[Material provided start]

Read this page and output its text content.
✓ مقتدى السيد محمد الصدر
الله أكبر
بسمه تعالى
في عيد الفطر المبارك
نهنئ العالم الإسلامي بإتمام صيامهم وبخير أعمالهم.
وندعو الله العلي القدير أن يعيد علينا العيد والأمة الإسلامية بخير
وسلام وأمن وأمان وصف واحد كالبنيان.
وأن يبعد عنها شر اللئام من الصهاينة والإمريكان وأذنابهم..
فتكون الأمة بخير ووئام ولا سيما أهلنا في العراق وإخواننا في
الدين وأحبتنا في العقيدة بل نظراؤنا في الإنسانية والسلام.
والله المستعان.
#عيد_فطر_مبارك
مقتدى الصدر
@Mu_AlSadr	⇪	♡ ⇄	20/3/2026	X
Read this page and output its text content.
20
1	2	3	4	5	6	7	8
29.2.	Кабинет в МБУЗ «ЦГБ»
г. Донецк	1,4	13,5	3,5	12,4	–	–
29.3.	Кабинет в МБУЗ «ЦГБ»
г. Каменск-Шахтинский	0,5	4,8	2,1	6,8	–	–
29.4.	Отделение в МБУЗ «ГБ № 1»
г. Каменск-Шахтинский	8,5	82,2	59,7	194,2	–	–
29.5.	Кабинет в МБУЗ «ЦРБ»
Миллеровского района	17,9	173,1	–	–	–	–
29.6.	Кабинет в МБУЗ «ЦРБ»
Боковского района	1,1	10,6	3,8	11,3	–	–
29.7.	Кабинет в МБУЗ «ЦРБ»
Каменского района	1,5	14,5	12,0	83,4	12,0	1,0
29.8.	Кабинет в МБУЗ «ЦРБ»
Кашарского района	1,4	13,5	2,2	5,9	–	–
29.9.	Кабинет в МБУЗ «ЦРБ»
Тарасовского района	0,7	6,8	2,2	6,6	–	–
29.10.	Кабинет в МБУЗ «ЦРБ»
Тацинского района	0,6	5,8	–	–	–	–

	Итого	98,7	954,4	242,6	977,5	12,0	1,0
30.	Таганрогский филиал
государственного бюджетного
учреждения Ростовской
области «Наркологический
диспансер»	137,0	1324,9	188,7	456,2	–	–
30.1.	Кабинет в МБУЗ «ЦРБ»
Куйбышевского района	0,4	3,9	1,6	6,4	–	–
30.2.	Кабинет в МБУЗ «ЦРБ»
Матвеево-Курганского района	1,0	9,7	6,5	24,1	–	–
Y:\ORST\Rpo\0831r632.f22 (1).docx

[Material provided end]

__Written instruction__
Repeat the listing in full, keeping every line exactly as it is.

__Right answer__
Read this page and output its text content.
✓ مقتدى السيد محمد الصدر
الله أكبر
بسمه تعالى
في عيد الفطر المبارك
نهنئ العالم الإسلامي بإتمام صيامهم وبخير أعمالهم.
وندعو الله العلي القدير أن يعيد علينا العيد والأمة الإسلامية بخير
وسلام وأمن وأمان وصف واحد كالبنيان.
وأن يبعد عنها شر اللئام من الصهاينة والإمريكان وأذنابهم..
فتكون الأمة بخير ووئام ولا سيما أهلنا في العراق وإخواننا في
الدين وأحبتنا في العقيدة بل نظراؤنا في الإنسانية والسلام.
والله المستعان.
#عيد_فطر_مبارك
مقتدى الصدر
@Mu_AlSadr	⇪	♡ ⇄	20/3/2026	X
Read this page and output its text content.
20
1	2	3	4	5	6	7	8
29.2.	Кабинет в МБУЗ «ЦГБ»
г. Донецк	1,4	13,5	3,5	12,4	–	–
29.3.	Кабинет в МБУЗ «ЦГБ»
г. Каменск-Шахтинский	0,5	4,8	2,1	6,8	–	–
29.4.	Отделение в МБУЗ «ГБ № 1»
г. Каменск-Шахтинский	8,5	82,2	59,7	194,2	–	–
29.5.	Кабинет в МБУЗ «ЦРБ»
Миллеровского района	17,9	173,1	–	–	–	–
29.6.	Кабинет в МБУЗ «ЦРБ»
Боковского района	1,1	10,6	3,8	11,3	–	–
29.7.	Кабинет в МБУЗ «ЦРБ»
Каменского района	1,5	14,5	12,0	83,4	12,0	1,0
29.8.	Кабинет в МБУЗ «ЦРБ»
Кашарского района	1,4	13,5	2,2	5,9	–	–
29.9.	Кабинет в МБУЗ «ЦРБ»
Тарасовского района	0,7	6,8	2,2	6,6	–	–
29.10.	Кабинет в МБУЗ «ЦРБ»
Тацинского района	0,6	5,8	–	–	–	–

	Итого	98,7	954,4	242,6	977,5	12,0	1,0
30.	Таганрогский филиал
государственного бюджетного
учреждения Ростовской
области «Наркологический
диспансер»	137,0	1324,9	188,7	456,2	–	–
30.1.	Кабинет в МБУЗ «ЦРБ»
Куйбышевского района	0,4	3,9	1,6	6,4	–	–
30.2.	Кабинет в МБУЗ «ЦРБ»
Матвеево-Курганского района	1,0	9,7	6,5	24,1	–	–
Y:\ORST\Rpo\0831r632.f22 (1).docx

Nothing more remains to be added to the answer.